>>>>>

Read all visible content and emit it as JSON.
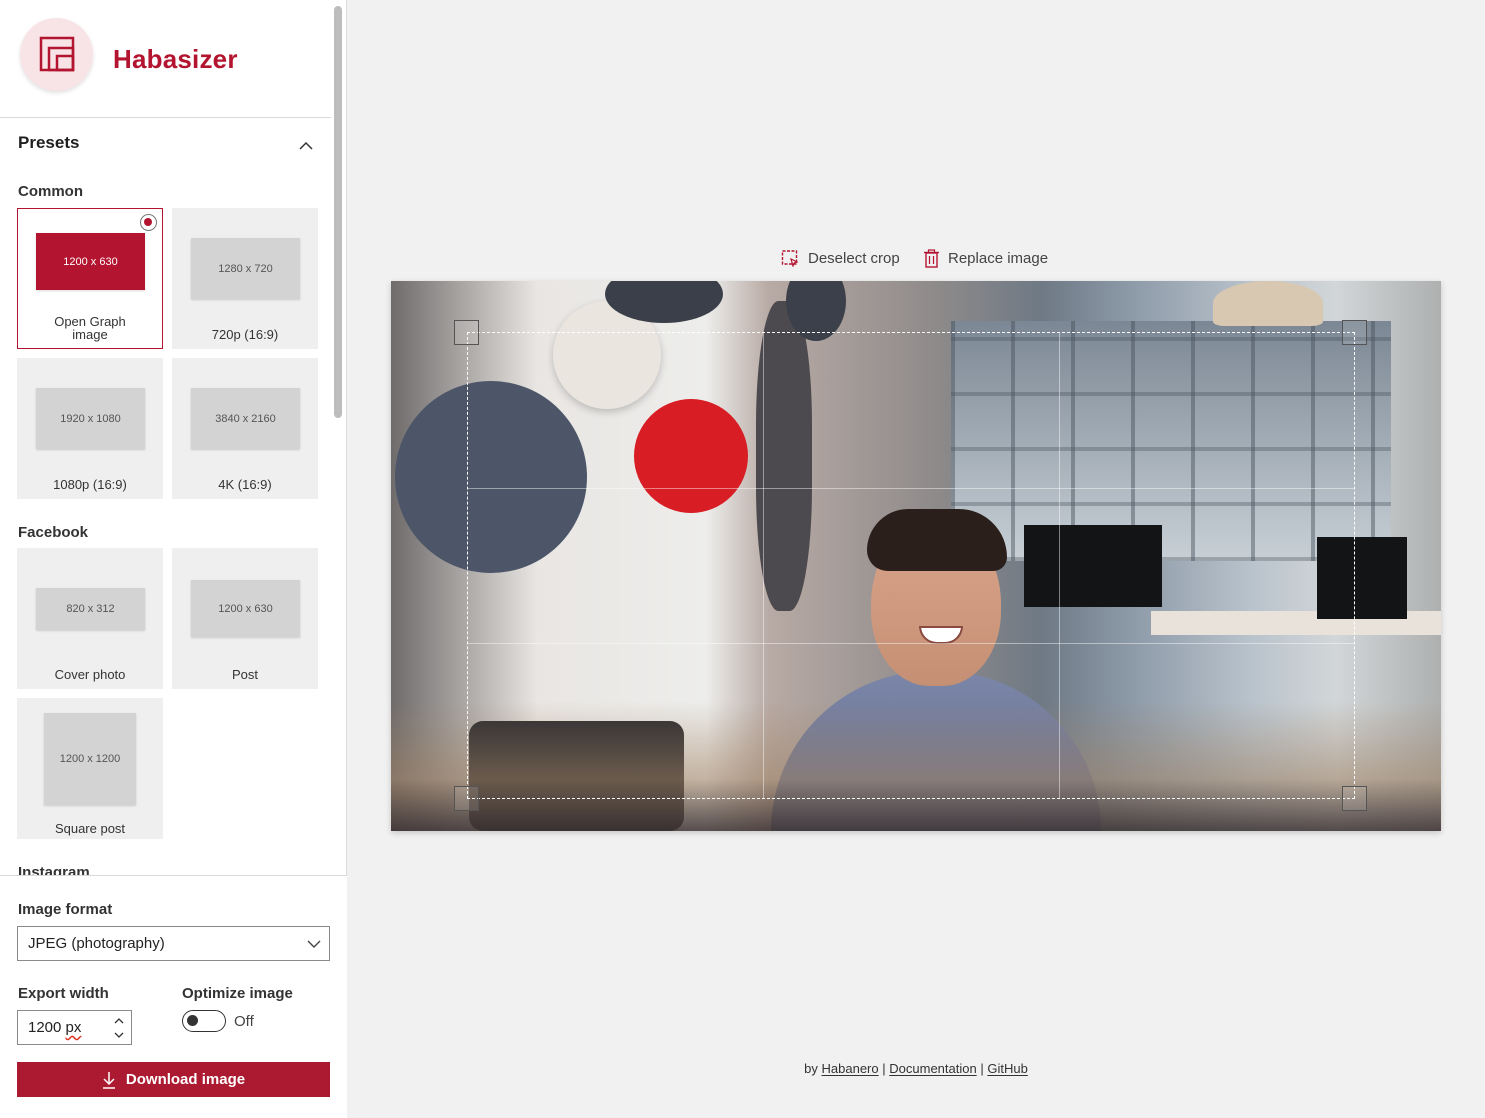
{
  "app": {
    "name": "Habasizer"
  },
  "presets": {
    "title": "Presets",
    "groups": [
      {
        "label": "Common",
        "tiles": [
          {
            "size": "1200 x 630",
            "label": "Open Graph image",
            "selected": true
          },
          {
            "size": "1280 x 720",
            "label": "720p (16:9)"
          },
          {
            "size": "1920 x 1080",
            "label": "1080p (16:9)"
          },
          {
            "size": "3840 x 2160",
            "label": "4K (16:9)"
          }
        ]
      },
      {
        "label": "Facebook",
        "tiles": [
          {
            "size": "820 x 312",
            "label": "Cover photo"
          },
          {
            "size": "1200 x 630",
            "label": "Post"
          },
          {
            "size": "1200 x 1200",
            "label": "Square post"
          }
        ]
      },
      {
        "label": "Instagram",
        "tiles": []
      }
    ]
  },
  "controls": {
    "format_label": "Image format",
    "format_value": "JPEG (photography)",
    "width_label": "Export width",
    "width_value": "1200",
    "width_unit": "px",
    "optimize_label": "Optimize image",
    "optimize_state": "Off",
    "download_label": "Download image"
  },
  "toolbar": {
    "deselect_label": "Deselect crop",
    "replace_label": "Replace image"
  },
  "footer": {
    "prefix": "by",
    "habanero": "Habanero",
    "sep1": "|",
    "documentation": "Documentation",
    "sep2": "|",
    "github": "GitHub"
  },
  "colors": {
    "accent": "#b3142f",
    "button": "#ac1a31"
  },
  "icons": [
    "app-logo-icon",
    "chevron-up-icon",
    "chevron-down-icon",
    "deselect-crop-icon",
    "trash-icon",
    "download-icon"
  ]
}
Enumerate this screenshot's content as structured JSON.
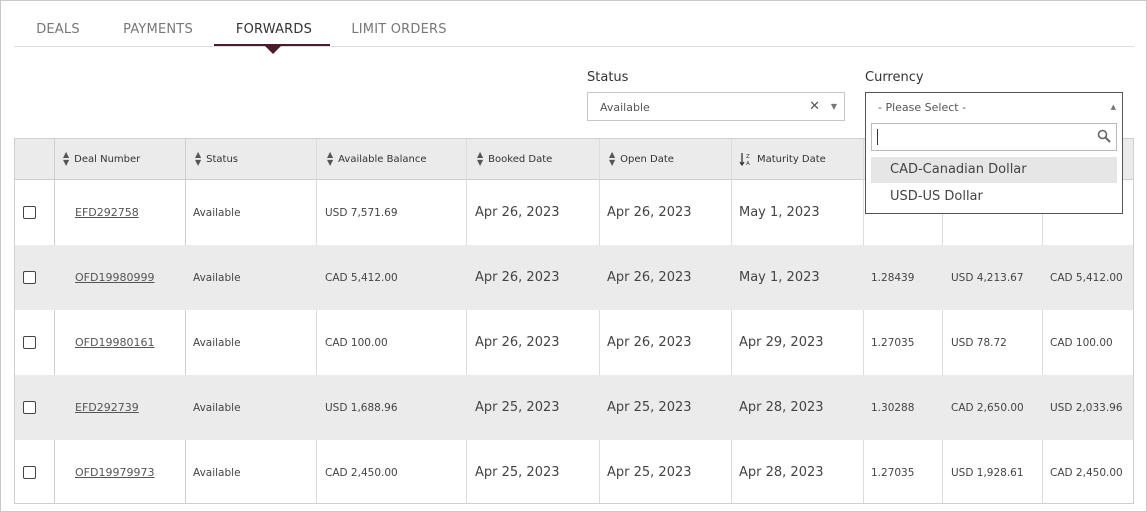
{
  "tabs": [
    {
      "label": "DEALS"
    },
    {
      "label": "PAYMENTS"
    },
    {
      "label": "FORWARDS"
    },
    {
      "label": "LIMIT ORDERS"
    }
  ],
  "active_tab": "FORWARDS",
  "filters": {
    "status_label": "Status",
    "status_value": "Available",
    "currency_label": "Currency",
    "currency_value": "- Please Select -",
    "currency_search": "",
    "currency_options": [
      "CAD-Canadian Dollar",
      "USD-US Dollar"
    ]
  },
  "table": {
    "columns": [
      "Deal Number",
      "Status",
      "Available Balance",
      "Booked Date",
      "Open Date",
      "Maturity Date"
    ],
    "rows": [
      {
        "deal": "EFD292758",
        "status": "Available",
        "balance": "USD 7,571.69",
        "booked": "Apr 26, 2023",
        "open": "Apr 26, 2023",
        "maturity": "May 1, 2023",
        "rate": "",
        "amt1": "",
        "amt2": ""
      },
      {
        "deal": "OFD19980999",
        "status": "Available",
        "balance": "CAD 5,412.00",
        "booked": "Apr 26, 2023",
        "open": "Apr 26, 2023",
        "maturity": "May 1, 2023",
        "rate": "1.28439",
        "amt1": "USD 4,213.67",
        "amt2": "CAD 5,412.00"
      },
      {
        "deal": "OFD19980161",
        "status": "Available",
        "balance": "CAD 100.00",
        "booked": "Apr 26, 2023",
        "open": "Apr 26, 2023",
        "maturity": "Apr 29, 2023",
        "rate": "1.27035",
        "amt1": "USD 78.72",
        "amt2": "CAD 100.00"
      },
      {
        "deal": "EFD292739",
        "status": "Available",
        "balance": "USD 1,688.96",
        "booked": "Apr 25, 2023",
        "open": "Apr 25, 2023",
        "maturity": "Apr 28, 2023",
        "rate": "1.30288",
        "amt1": "CAD 2,650.00",
        "amt2": "USD 2,033.96"
      },
      {
        "deal": "OFD19979973",
        "status": "Available",
        "balance": "CAD 2,450.00",
        "booked": "Apr 25, 2023",
        "open": "Apr 25, 2023",
        "maturity": "Apr 28, 2023",
        "rate": "1.27035",
        "amt1": "USD 1,928.61",
        "amt2": "CAD 2,450.00"
      }
    ]
  },
  "icons": {
    "sort": "sort-updown-icon",
    "sort_za": "sort-za-icon",
    "clear": "clear-x-icon",
    "search": "search-icon"
  }
}
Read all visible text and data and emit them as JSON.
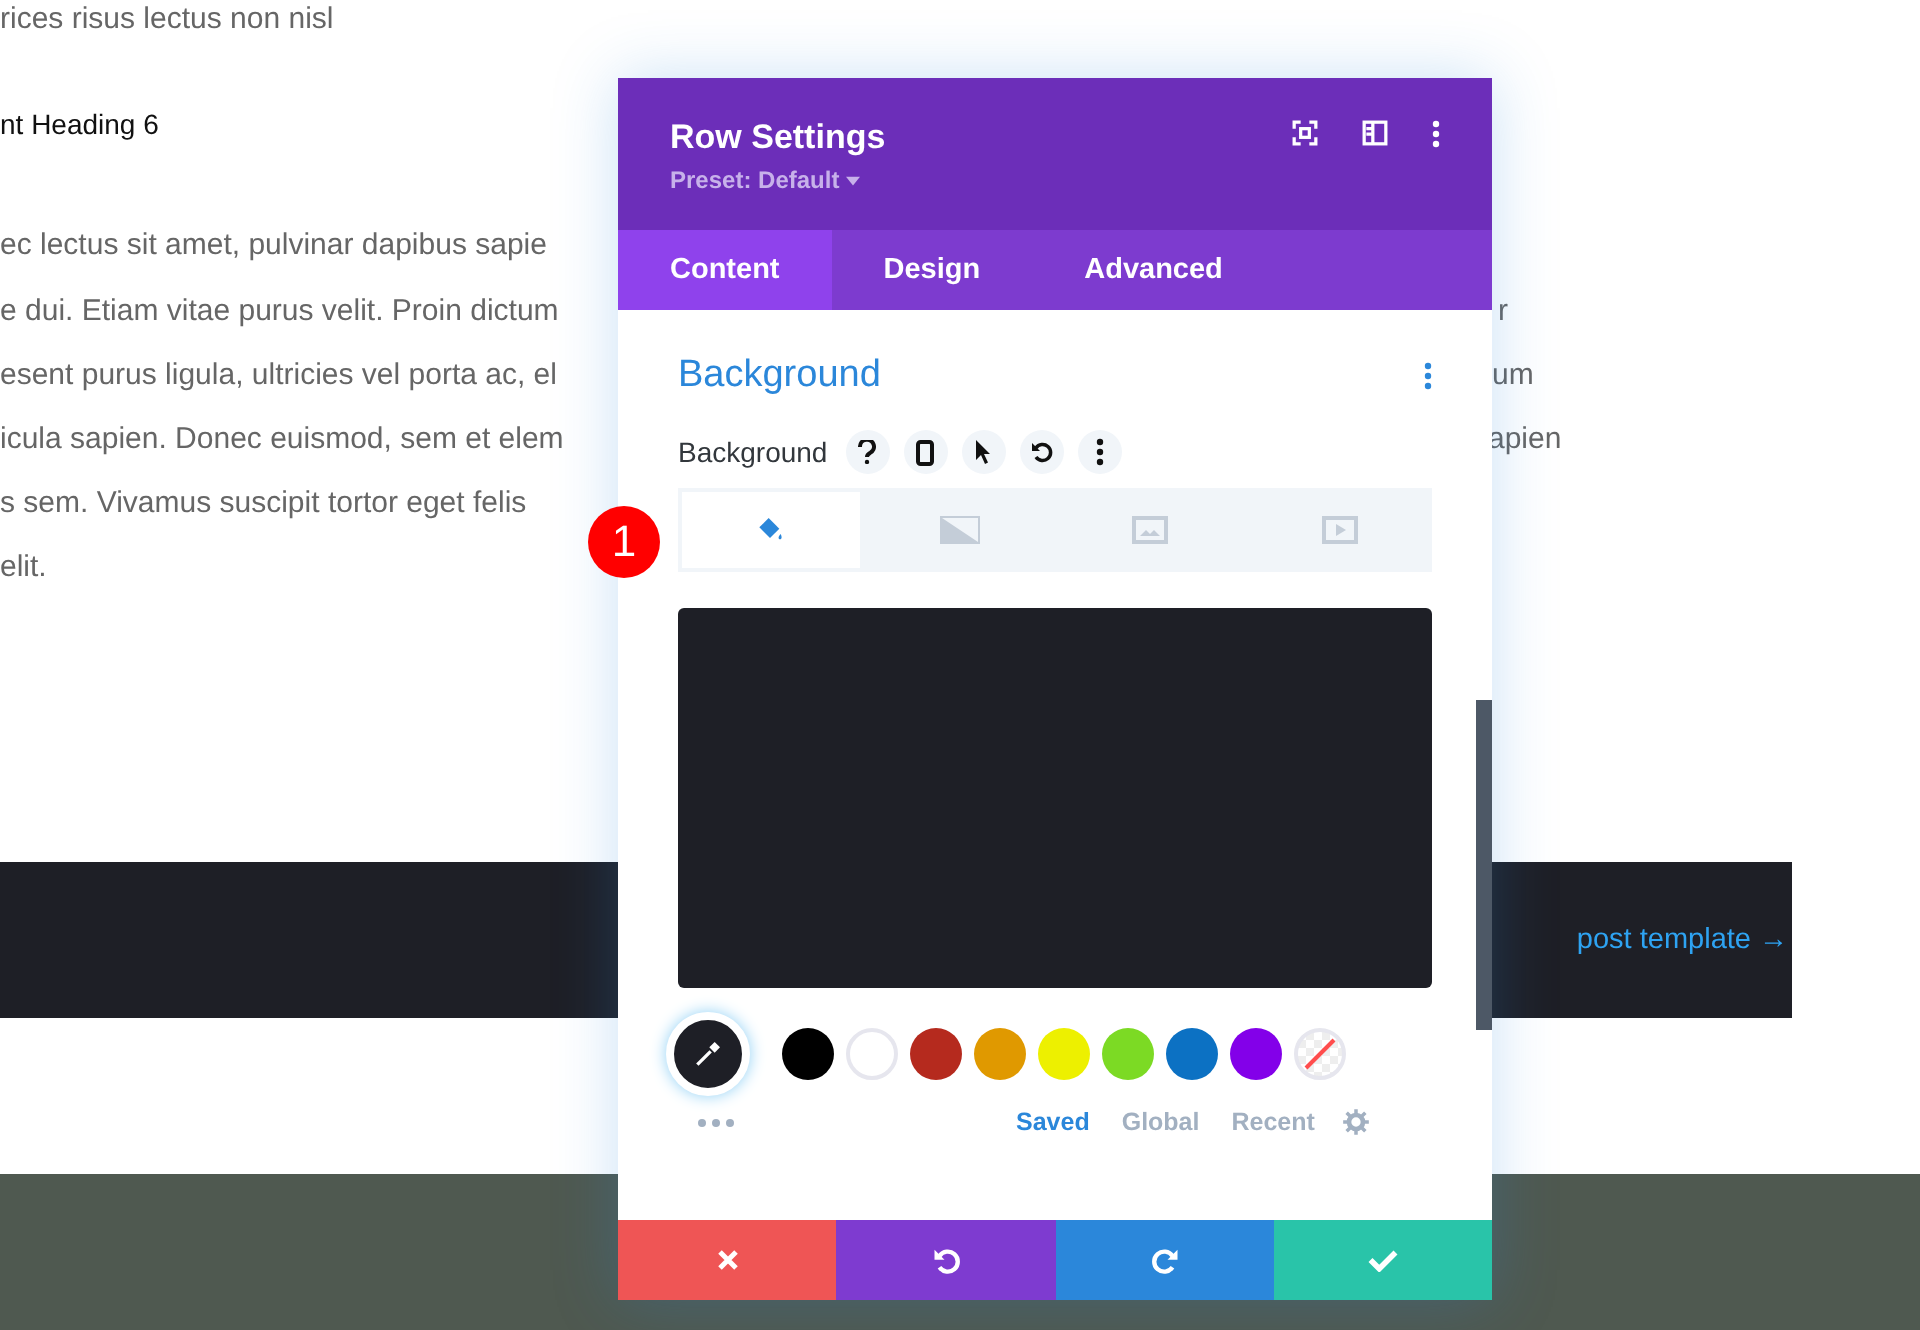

<<<<<

* [Objective] Pictures are excluded; repeat every record exactly.

* [Reply]
Read all visible content and emit it as JSON.
{
  "app": {
    "name": "Habasizer"
  },
  "presets": {
    "title": "Presets",
    "groups": [
      {
        "label": "Common",
        "tiles": [
          {
            "size": "1200 x 630",
            "label": "Open Graph image",
            "selected": true
          },
          {
            "size": "1280 x 720",
            "label": "720p (16:9)"
          },
          {
            "size": "1920 x 1080",
            "label": "1080p (16:9)"
          },
          {
            "size": "3840 x 2160",
            "label": "4K (16:9)"
          }
        ]
      },
      {
        "label": "Facebook",
        "tiles": [
          {
            "size": "820 x 312",
            "label": "Cover photo"
          },
          {
            "size": "1200 x 630",
            "label": "Post"
          },
          {
            "size": "1200 x 1200",
            "label": "Square post"
          }
        ]
      },
      {
        "label": "Instagram",
        "tiles": []
      }
    ]
  },
  "controls": {
    "format_label": "Image format",
    "format_value": "JPEG (photography)",
    "width_label": "Export width",
    "width_value": "1200",
    "width_unit": "px",
    "optimize_label": "Optimize image",
    "optimize_state": "Off",
    "download_label": "Download image"
  },
  "toolbar": {
    "deselect_label": "Deselect crop",
    "replace_label": "Replace image"
  },
  "footer": {
    "prefix": "by",
    "habanero": "Habanero",
    "sep1": "|",
    "documentation": "Documentation",
    "sep2": "|",
    "github": "GitHub"
  },
  "colors": {
    "accent": "#b3142f",
    "button": "#ac1a31"
  },
  "icons": [
    "app-logo-icon",
    "chevron-up-icon",
    "chevron-down-icon",
    "deselect-crop-icon",
    "trash-icon",
    "download-icon"
  ]
}
Enumerate this screenshot's content as structured JSON.
{
  "tabs": [
    {
      "label": "DEALS"
    },
    {
      "label": "PAYMENTS"
    },
    {
      "label": "FORWARDS"
    },
    {
      "label": "LIMIT ORDERS"
    }
  ],
  "active_tab": "FORWARDS",
  "filters": {
    "status_label": "Status",
    "status_value": "Available",
    "currency_label": "Currency",
    "currency_value": "- Please Select -",
    "currency_search": "",
    "currency_options": [
      "CAD-Canadian Dollar",
      "USD-US Dollar"
    ]
  },
  "table": {
    "columns": [
      "Deal Number",
      "Status",
      "Available Balance",
      "Booked Date",
      "Open Date",
      "Maturity Date"
    ],
    "rows": [
      {
        "deal": "EFD292758",
        "status": "Available",
        "balance": "USD 7,571.69",
        "booked": "Apr 26, 2023",
        "open": "Apr 26, 2023",
        "maturity": "May 1, 2023",
        "rate": "",
        "amt1": "",
        "amt2": ""
      },
      {
        "deal": "OFD19980999",
        "status": "Available",
        "balance": "CAD 5,412.00",
        "booked": "Apr 26, 2023",
        "open": "Apr 26, 2023",
        "maturity": "May 1, 2023",
        "rate": "1.28439",
        "amt1": "USD 4,213.67",
        "amt2": "CAD 5,412.00"
      },
      {
        "deal": "OFD19980161",
        "status": "Available",
        "balance": "CAD 100.00",
        "booked": "Apr 26, 2023",
        "open": "Apr 26, 2023",
        "maturity": "Apr 29, 2023",
        "rate": "1.27035",
        "amt1": "USD 78.72",
        "amt2": "CAD 100.00"
      },
      {
        "deal": "EFD292739",
        "status": "Available",
        "balance": "USD 1,688.96",
        "booked": "Apr 25, 2023",
        "open": "Apr 25, 2023",
        "maturity": "Apr 28, 2023",
        "rate": "1.30288",
        "amt1": "CAD 2,650.00",
        "amt2": "USD 2,033.96"
      },
      {
        "deal": "OFD19979973",
        "status": "Available",
        "balance": "CAD 2,450.00",
        "booked": "Apr 25, 2023",
        "open": "Apr 25, 2023",
        "maturity": "Apr 28, 2023",
        "rate": "1.27035",
        "amt1": "USD 1,928.61",
        "amt2": "CAD 2,450.00"
      }
    ]
  },
  "icons": {
    "sort": "sort-updown-icon",
    "sort_za": "sort-za-icon",
    "clear": "clear-x-icon",
    "search": "search-icon"
  }
}
Read all visible text and data and emit them as JSON.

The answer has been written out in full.